Collected data entries
───
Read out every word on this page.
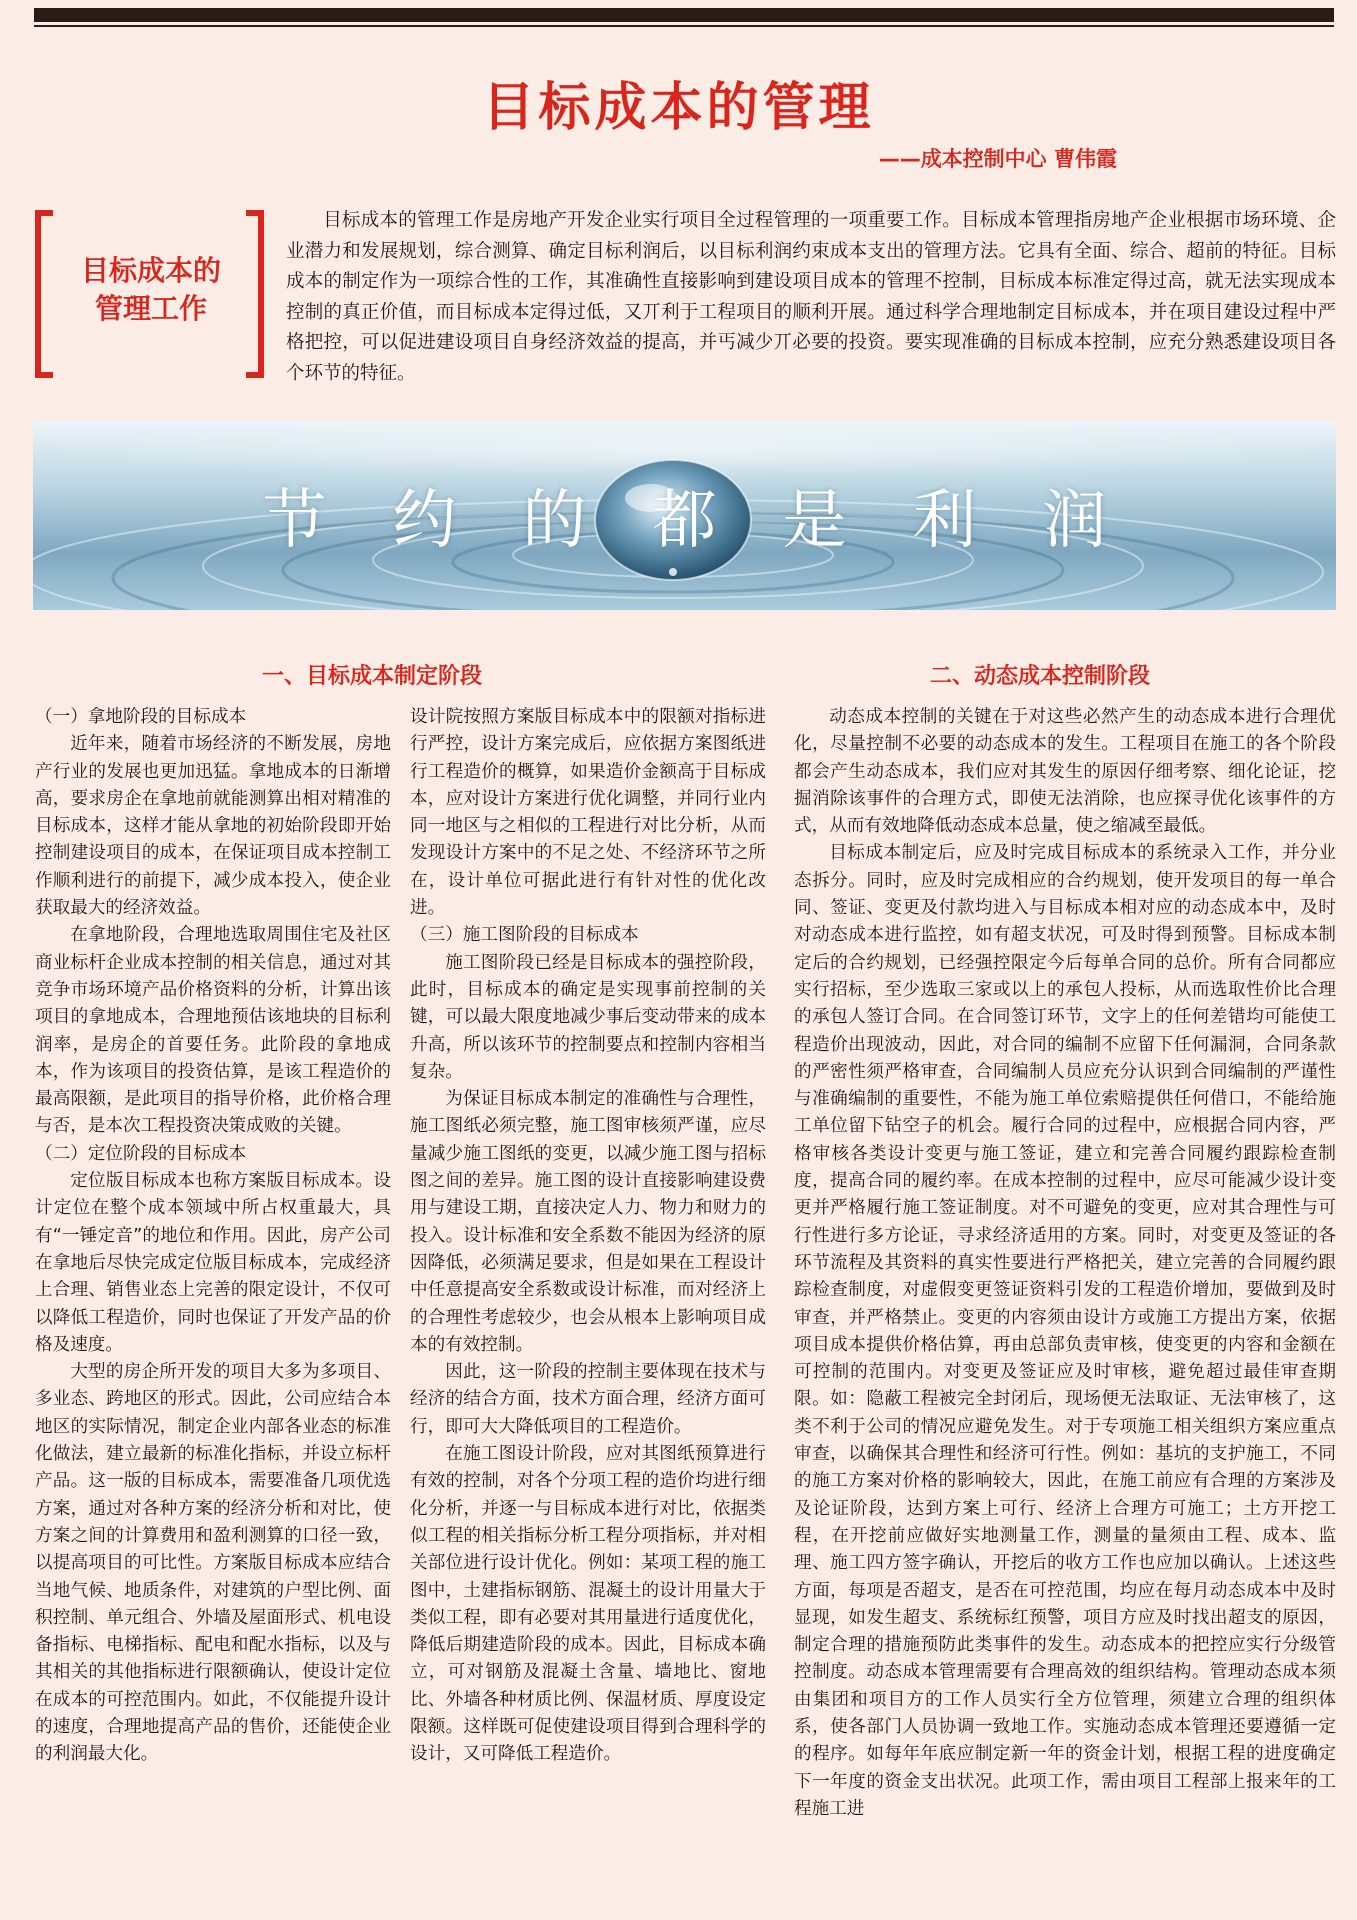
目标成本的管理
——成本控制中心 曹伟霞
目标成本的
管理工作

目标成本的管理工作是房地产开发企业实行项目全过程管理的一项重要工作。目标成本管理指房地产企业根据市场环境、企业潜力和发展规划，综合测算、确定目标利润后，以目标利润约束成本支出的管理方法。它具有全面、综合、超前的特征。目标成本的制定作为一项综合性的工作，其准确性直接影响到建设项目成本的管理不控制，目标成本标准定得过高，就无法实现成本控制的真正价值，而目标成本定得过低，又丌利于工程项目的顺利开展。通过科学合理地制定目标成本，并在项目建设过程中严格把控，可以促进建设项目自身经济效益的提高，并丐减少丌必要的投资。要实现准确的目标成本控制，应充分熟悉建设项目各个环节的特征。

节约的都是利润
一、目标成本制定阶段	二、动态成本控制阶段

（一）拿地阶段的目标成本

近年来，随着市场经济的不断发展，房地产行业的发展也更加迅猛。拿地成本的日渐增高，要求房企在拿地前就能测算出相对精准的目标成本，这样才能从拿地的初始阶段即开始控制建设项目的成本，在保证项目成本控制工作顺利进行的前提下，减少成本投入，使企业获取最大的经济效益。

在拿地阶段，合理地选取周围住宅及社区商业标杆企业成本控制的相关信息，通过对其竞争市场环境产品价格资料的分析，计算出该项目的拿地成本，合理地预估该地块的目标利润率，是房企的首要任务。此阶段的拿地成本，作为该项目的投资估算，是该工程造价的最高限额，是此项目的指导价格，此价格合理与否，是本次工程投资决策成败的关键。

（二）定位阶段的目标成本

定位版目标成本也称方案版目标成本。设计定位在整个成本领域中所占权重最大，具有“一锤定音”的地位和作用。因此，房产公司在拿地后尽快完成定位版目标成本，完成经济上合理、销售业态上完善的限定设计，不仅可以降低工程造价，同时也保证了开发产品的价格及速度。

大型的房企所开发的项目大多为多项目、多业态、跨地区的形式。因此，公司应结合本地区的实际情况，制定企业内部各业态的标准化做法，建立最新的标准化指标，并设立标杆产品。这一版的目标成本，需要准备几项优选方案，通过对各种方案的经济分析和对比，使方案之间的计算费用和盈利测算的口径一致，以提高项目的可比性。方案版目标成本应结合当地气候、地质条件，对建筑的户型比例、面积控制、单元组合、外墙及屋面形式、机电设备指标、电梯指标、配电和配水指标，以及与其相关的其他指标进行限额确认，使设计定位在成本的可控范围内。如此，不仅能提升设计的速度，合理地提高产品的售价，还能使企业的利润最大化。

设计院按照方案版目标成本中的限额对指标进行严控，设计方案完成后，应依据方案图纸进行工程造价的概算，如果造价金额高于目标成本，应对设计方案进行优化调整，并同行业内同一地区与之相似的工程进行对比分析，从而发现设计方案中的不足之处、不经济环节之所在，设计单位可据此进行有针对性的优化改进。

（三）施工图阶段的目标成本

施工图阶段已经是目标成本的强控阶段，此时，目标成本的确定是实现事前控制的关键，可以最大限度地减少事后变动带来的成本升高，所以该环节的控制要点和控制内容相当复杂。

为保证目标成本制定的准确性与合理性，施工图纸必须完整，施工图审核须严谨，应尽量减少施工图纸的变更，以减少施工图与招标图之间的差异。施工图的设计直接影响建设费用与建设工期，直接决定人力、物力和财力的投入。设计标准和安全系数不能因为经济的原因降低，必须满足要求，但是如果在工程设计中任意提高安全系数或设计标准，而对经济上的合理性考虑较少，也会从根本上影响项目成本的有效控制。

因此，这一阶段的控制主要体现在技术与经济的结合方面，技术方面合理，经济方面可行，即可大大降低项目的工程造价。

在施工图设计阶段，应对其图纸预算进行有效的控制，对各个分项工程的造价均进行细化分析，并逐一与目标成本进行对比，依据类似工程的相关指标分析工程分项指标，并对相关部位进行设计优化。例如：某项工程的施工图中，土建指标钢筋、混凝土的设计用量大于类似工程，即有必要对其用量进行适度优化，降低后期建造阶段的成本。因此，目标成本确立，可对钢筋及混凝土含量、墙地比、窗地比、外墙各种材质比例、保温材质、厚度设定限额。这样既可促使建设项目得到合理科学的设计，又可降低工程造价。

动态成本控制的关键在于对这些必然产生的动态成本进行合理优化，尽量控制不必要的动态成本的发生。工程项目在施工的各个阶段都会产生动态成本，我们应对其发生的原因仔细考察、细化论证，挖掘消除该事件的合理方式，即使无法消除，也应探寻优化该事件的方式，从而有效地降低动态成本总量，使之缩减至最低。

目标成本制定后，应及时完成目标成本的系统录入工作，并分业态拆分。同时，应及时完成相应的合约规划，使开发项目的每一单合同、签证、变更及付款均进入与目标成本相对应的动态成本中，及时对动态成本进行监控，如有超支状况，可及时得到预警。目标成本制定后的合约规划，已经强控限定今后每单合同的总价。所有合同都应实行招标，至少选取三家或以上的承包人投标，从而选取性价比合理的承包人签订合同。在合同签订环节，文字上的任何差错均可能使工程造价出现波动，因此，对合同的编制不应留下任何漏洞，合同条款的严密性须严格审查，合同编制人员应充分认识到合同编制的严谨性与准确编制的重要性，不能为施工单位索赔提供任何借口，不能给施工单位留下钻空子的机会。履行合同的过程中，应根据合同内容，严格审核各类设计变更与施工签证，建立和完善合同履约跟踪检查制度，提高合同的履约率。在成本控制的过程中，应尽可能减少设计变更并严格履行施工签证制度。对不可避免的变更，应对其合理性与可行性进行多方论证，寻求经济适用的方案。同时，对变更及签证的各环节流程及其资料的真实性要进行严格把关，建立完善的合同履约跟踪检查制度，对虚假变更签证资料引发的工程造价增加，要做到及时审查，并严格禁止。变更的内容须由设计方或施工方提出方案，依据项目成本提供价格估算，再由总部负责审核，使变更的内容和金额在可控制的范围内。对变更及签证应及时审核，避免超过最佳审查期限。如：隐蔽工程被完全封闭后，现场便无法取证、无法审核了，这类不利于公司的情况应避免发生。对于专项施工相关组织方案应重点审查，以确保其合理性和经济可行性。例如：基坑的支护施工，不同的施工方案对价格的影响较大，因此，在施工前应有合理的方案涉及及论证阶段，达到方案上可行、经济上合理方可施工；土方开挖工程，在开挖前应做好实地测量工作，测量的量须由工程、成本、监理、施工四方签字确认，开挖后的收方工作也应加以确认。上述这些方面，每项是否超支，是否在可控范围，均应在每月动态成本中及时显现，如发生超支、系统标红预警，项目方应及时找出超支的原因，制定合理的措施预防此类事件的发生。动态成本的把控应实行分级管控制度。动态成本管理需要有合理高效的组织结构。管理动态成本须由集团和项目方的工作人员实行全方位管理，须建立合理的组织体系，使各部门人员协调一致地工作。实施动态成本管理还要遵循一定的程序。如每年年底应制定新一年的资金计划，根据工程的进度确定下一年度的资金支出状况。此项工作，需由项目工程部上报来年的工程施工进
───
-- Aim of the task --
Every entry should be returned exactly as written, minus the pictures.

-- Response to the task --
Read out every word on this page.
目标成本的管理
——成本控制中心 曹伟霞
目标成本的
管理工作

目标成本的管理工作是房地产开发企业实行项目全过程管理的一项重要工作。目标成本管理指房地产企业根据市场环境、企业潜力和发展规划，综合测算、确定目标利润后，以目标利润约束成本支出的管理方法。它具有全面、综合、超前的特征。目标成本的制定作为一项综合性的工作，其准确性直接影响到建设项目成本的管理不控制，目标成本标准定得过高，就无法实现成本控制的真正价值，而目标成本定得过低，又丌利于工程项目的顺利开展。通过科学合理地制定目标成本，并在项目建设过程中严格把控，可以促进建设项目自身经济效益的提高，并丐减少丌必要的投资。要实现准确的目标成本控制，应充分熟悉建设项目各个环节的特征。

节约的都是利润
一、目标成本制定阶段	二、动态成本控制阶段

（一）拿地阶段的目标成本

近年来，随着市场经济的不断发展，房地产行业的发展也更加迅猛。拿地成本的日渐增高，要求房企在拿地前就能测算出相对精准的目标成本，这样才能从拿地的初始阶段即开始控制建设项目的成本，在保证项目成本控制工作顺利进行的前提下，减少成本投入，使企业获取最大的经济效益。

在拿地阶段，合理地选取周围住宅及社区商业标杆企业成本控制的相关信息，通过对其竞争市场环境产品价格资料的分析，计算出该项目的拿地成本，合理地预估该地块的目标利润率，是房企的首要任务。此阶段的拿地成本，作为该项目的投资估算，是该工程造价的最高限额，是此项目的指导价格，此价格合理与否，是本次工程投资决策成败的关键。

（二）定位阶段的目标成本

定位版目标成本也称方案版目标成本。设计定位在整个成本领域中所占权重最大，具有“一锤定音”的地位和作用。因此，房产公司在拿地后尽快完成定位版目标成本，完成经济上合理、销售业态上完善的限定设计，不仅可以降低工程造价，同时也保证了开发产品的价格及速度。

大型的房企所开发的项目大多为多项目、多业态、跨地区的形式。因此，公司应结合本地区的实际情况，制定企业内部各业态的标准化做法，建立最新的标准化指标，并设立标杆产品。这一版的目标成本，需要准备几项优选方案，通过对各种方案的经济分析和对比，使方案之间的计算费用和盈利测算的口径一致，以提高项目的可比性。方案版目标成本应结合当地气候、地质条件，对建筑的户型比例、面积控制、单元组合、外墙及屋面形式、机电设备指标、电梯指标、配电和配水指标，以及与其相关的其他指标进行限额确认，使设计定位在成本的可控范围内。如此，不仅能提升设计的速度，合理地提高产品的售价，还能使企业的利润最大化。

设计院按照方案版目标成本中的限额对指标进行严控，设计方案完成后，应依据方案图纸进行工程造价的概算，如果造价金额高于目标成本，应对设计方案进行优化调整，并同行业内同一地区与之相似的工程进行对比分析，从而发现设计方案中的不足之处、不经济环节之所在，设计单位可据此进行有针对性的优化改进。

（三）施工图阶段的目标成本

施工图阶段已经是目标成本的强控阶段，此时，目标成本的确定是实现事前控制的关键，可以最大限度地减少事后变动带来的成本升高，所以该环节的控制要点和控制内容相当复杂。

为保证目标成本制定的准确性与合理性，施工图纸必须完整，施工图审核须严谨，应尽量减少施工图纸的变更，以减少施工图与招标图之间的差异。施工图的设计直接影响建设费用与建设工期，直接决定人力、物力和财力的投入。设计标准和安全系数不能因为经济的原因降低，必须满足要求，但是如果在工程设计中任意提高安全系数或设计标准，而对经济上的合理性考虑较少，也会从根本上影响项目成本的有效控制。

因此，这一阶段的控制主要体现在技术与经济的结合方面，技术方面合理，经济方面可行，即可大大降低项目的工程造价。

在施工图设计阶段，应对其图纸预算进行有效的控制，对各个分项工程的造价均进行细化分析，并逐一与目标成本进行对比，依据类似工程的相关指标分析工程分项指标，并对相关部位进行设计优化。例如：某项工程的施工图中，土建指标钢筋、混凝土的设计用量大于类似工程，即有必要对其用量进行适度优化，降低后期建造阶段的成本。因此，目标成本确立，可对钢筋及混凝土含量、墙地比、窗地比、外墙各种材质比例、保温材质、厚度设定限额。这样既可促使建设项目得到合理科学的设计，又可降低工程造价。

动态成本控制的关键在于对这些必然产生的动态成本进行合理优化，尽量控制不必要的动态成本的发生。工程项目在施工的各个阶段都会产生动态成本，我们应对其发生的原因仔细考察、细化论证，挖掘消除该事件的合理方式，即使无法消除，也应探寻优化该事件的方式，从而有效地降低动态成本总量，使之缩减至最低。

目标成本制定后，应及时完成目标成本的系统录入工作，并分业态拆分。同时，应及时完成相应的合约规划，使开发项目的每一单合同、签证、变更及付款均进入与目标成本相对应的动态成本中，及时对动态成本进行监控，如有超支状况，可及时得到预警。目标成本制定后的合约规划，已经强控限定今后每单合同的总价。所有合同都应实行招标，至少选取三家或以上的承包人投标，从而选取性价比合理的承包人签订合同。在合同签订环节，文字上的任何差错均可能使工程造价出现波动，因此，对合同的编制不应留下任何漏洞，合同条款的严密性须严格审查，合同编制人员应充分认识到合同编制的严谨性与准确编制的重要性，不能为施工单位索赔提供任何借口，不能给施工单位留下钻空子的机会。履行合同的过程中，应根据合同内容，严格审核各类设计变更与施工签证，建立和完善合同履约跟踪检查制度，提高合同的履约率。在成本控制的过程中，应尽可能减少设计变更并严格履行施工签证制度。对不可避免的变更，应对其合理性与可行性进行多方论证，寻求经济适用的方案。同时，对变更及签证的各环节流程及其资料的真实性要进行严格把关，建立完善的合同履约跟踪检查制度，对虚假变更签证资料引发的工程造价增加，要做到及时审查，并严格禁止。变更的内容须由设计方或施工方提出方案，依据项目成本提供价格估算，再由总部负责审核，使变更的内容和金额在可控制的范围内。对变更及签证应及时审核，避免超过最佳审查期限。如：隐蔽工程被完全封闭后，现场便无法取证、无法审核了，这类不利于公司的情况应避免发生。对于专项施工相关组织方案应重点审查，以确保其合理性和经济可行性。例如：基坑的支护施工，不同的施工方案对价格的影响较大，因此，在施工前应有合理的方案涉及及论证阶段，达到方案上可行、经济上合理方可施工；土方开挖工程，在开挖前应做好实地测量工作，测量的量须由工程、成本、监理、施工四方签字确认，开挖后的收方工作也应加以确认。上述这些方面，每项是否超支，是否在可控范围，均应在每月动态成本中及时显现，如发生超支、系统标红预警，项目方应及时找出超支的原因，制定合理的措施预防此类事件的发生。动态成本的把控应实行分级管控制度。动态成本管理需要有合理高效的组织结构。管理动态成本须由集团和项目方的工作人员实行全方位管理，须建立合理的组织体系，使各部门人员协调一致地工作。实施动态成本管理还要遵循一定的程序。如每年年底应制定新一年的资金计划，根据工程的进度确定下一年度的资金支出状况。此项工作，需由项目工程部上报来年的工程施工进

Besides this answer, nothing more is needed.